Collected data entries
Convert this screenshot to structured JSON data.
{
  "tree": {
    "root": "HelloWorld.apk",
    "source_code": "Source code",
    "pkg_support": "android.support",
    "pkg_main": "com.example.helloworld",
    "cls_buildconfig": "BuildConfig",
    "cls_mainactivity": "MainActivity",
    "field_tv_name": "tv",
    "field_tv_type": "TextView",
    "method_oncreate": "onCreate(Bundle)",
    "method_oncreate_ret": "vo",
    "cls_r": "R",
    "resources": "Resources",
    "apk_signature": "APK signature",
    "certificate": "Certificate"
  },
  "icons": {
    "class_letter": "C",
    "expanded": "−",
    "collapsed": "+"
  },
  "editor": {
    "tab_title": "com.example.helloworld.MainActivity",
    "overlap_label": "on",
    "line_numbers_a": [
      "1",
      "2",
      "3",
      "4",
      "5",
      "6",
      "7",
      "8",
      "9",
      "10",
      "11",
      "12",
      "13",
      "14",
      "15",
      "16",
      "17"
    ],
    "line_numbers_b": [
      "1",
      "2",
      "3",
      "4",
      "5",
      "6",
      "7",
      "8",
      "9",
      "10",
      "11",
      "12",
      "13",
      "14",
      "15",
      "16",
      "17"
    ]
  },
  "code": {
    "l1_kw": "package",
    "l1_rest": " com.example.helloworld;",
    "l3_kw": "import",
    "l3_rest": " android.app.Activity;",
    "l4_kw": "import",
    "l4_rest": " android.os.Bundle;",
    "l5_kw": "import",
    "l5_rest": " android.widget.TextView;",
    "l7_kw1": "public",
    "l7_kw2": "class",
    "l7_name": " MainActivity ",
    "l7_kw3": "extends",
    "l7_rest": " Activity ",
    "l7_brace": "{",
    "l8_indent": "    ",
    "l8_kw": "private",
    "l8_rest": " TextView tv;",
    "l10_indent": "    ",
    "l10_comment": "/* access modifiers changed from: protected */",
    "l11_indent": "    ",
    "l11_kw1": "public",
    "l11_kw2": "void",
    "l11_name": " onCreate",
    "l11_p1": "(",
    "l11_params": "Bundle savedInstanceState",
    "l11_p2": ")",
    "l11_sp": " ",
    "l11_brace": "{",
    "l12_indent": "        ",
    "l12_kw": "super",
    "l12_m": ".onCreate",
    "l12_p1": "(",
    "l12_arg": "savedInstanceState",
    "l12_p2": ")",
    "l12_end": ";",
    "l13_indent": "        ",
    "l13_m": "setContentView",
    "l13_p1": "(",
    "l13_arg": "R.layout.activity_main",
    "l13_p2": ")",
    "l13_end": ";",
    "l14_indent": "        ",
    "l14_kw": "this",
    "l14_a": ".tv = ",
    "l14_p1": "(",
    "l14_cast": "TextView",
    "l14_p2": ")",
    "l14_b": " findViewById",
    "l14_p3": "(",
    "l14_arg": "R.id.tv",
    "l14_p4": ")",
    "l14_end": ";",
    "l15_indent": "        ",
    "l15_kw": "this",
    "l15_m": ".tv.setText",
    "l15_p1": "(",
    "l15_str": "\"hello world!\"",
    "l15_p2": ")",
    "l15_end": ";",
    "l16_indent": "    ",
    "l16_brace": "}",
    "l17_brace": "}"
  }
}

What you need to do:
Once more, set down the full listing, verbatim.

Answer:
Convert this screenshot to structured JSON data.
{
  "tree": {
    "root": "HelloWorld.apk",
    "source_code": "Source code",
    "pkg_support": "android.support",
    "pkg_main": "com.example.helloworld",
    "cls_buildconfig": "BuildConfig",
    "cls_mainactivity": "MainActivity",
    "field_tv_name": "tv",
    "field_tv_type": "TextView",
    "method_oncreate": "onCreate(Bundle)",
    "method_oncreate_ret": "vo",
    "cls_r": "R",
    "resources": "Resources",
    "apk_signature": "APK signature",
    "certificate": "Certificate"
  },
  "icons": {
    "class_letter": "C",
    "expanded": "−",
    "collapsed": "+"
  },
  "editor": {
    "tab_title": "com.example.helloworld.MainActivity",
    "overlap_label": "on",
    "line_numbers_a": [
      "1",
      "2",
      "3",
      "4",
      "5",
      "6",
      "7",
      "8",
      "9",
      "10",
      "11",
      "12",
      "13",
      "14",
      "15",
      "16",
      "17"
    ],
    "line_numbers_b": [
      "1",
      "2",
      "3",
      "4",
      "5",
      "6",
      "7",
      "8",
      "9",
      "10",
      "11",
      "12",
      "13",
      "14",
      "15",
      "16",
      "17"
    ]
  },
  "code": {
    "l1_kw": "package",
    "l1_rest": " com.example.helloworld;",
    "l3_kw": "import",
    "l3_rest": " android.app.Activity;",
    "l4_kw": "import",
    "l4_rest": " android.os.Bundle;",
    "l5_kw": "import",
    "l5_rest": " android.widget.TextView;",
    "l7_kw1": "public",
    "l7_kw2": "class",
    "l7_name": " MainActivity ",
    "l7_kw3": "extends",
    "l7_rest": " Activity ",
    "l7_brace": "{",
    "l8_indent": "    ",
    "l8_kw": "private",
    "l8_rest": " TextView tv;",
    "l10_indent": "    ",
    "l10_comment": "/* access modifiers changed from: protected */",
    "l11_indent": "    ",
    "l11_kw1": "public",
    "l11_kw2": "void",
    "l11_name": " onCreate",
    "l11_p1": "(",
    "l11_params": "Bundle savedInstanceState",
    "l11_p2": ")",
    "l11_sp": " ",
    "l11_brace": "{",
    "l12_indent": "        ",
    "l12_kw": "super",
    "l12_m": ".onCreate",
    "l12_p1": "(",
    "l12_arg": "savedInstanceState",
    "l12_p2": ")",
    "l12_end": ";",
    "l13_indent": "        ",
    "l13_m": "setContentView",
    "l13_p1": "(",
    "l13_arg": "R.layout.activity_main",
    "l13_p2": ")",
    "l13_end": ";",
    "l14_indent": "        ",
    "l14_kw": "this",
    "l14_a": ".tv = ",
    "l14_p1": "(",
    "l14_cast": "TextView",
    "l14_p2": ")",
    "l14_b": " findViewById",
    "l14_p3": "(",
    "l14_arg": "R.id.tv",
    "l14_p4": ")",
    "l14_end": ";",
    "l15_indent": "        ",
    "l15_kw": "this",
    "l15_m": ".tv.setText",
    "l15_p1": "(",
    "l15_str": "\"hello world!\"",
    "l15_p2": ")",
    "l15_end": ";",
    "l16_indent": "    ",
    "l16_brace": "}",
    "l17_brace": "}"
  }
}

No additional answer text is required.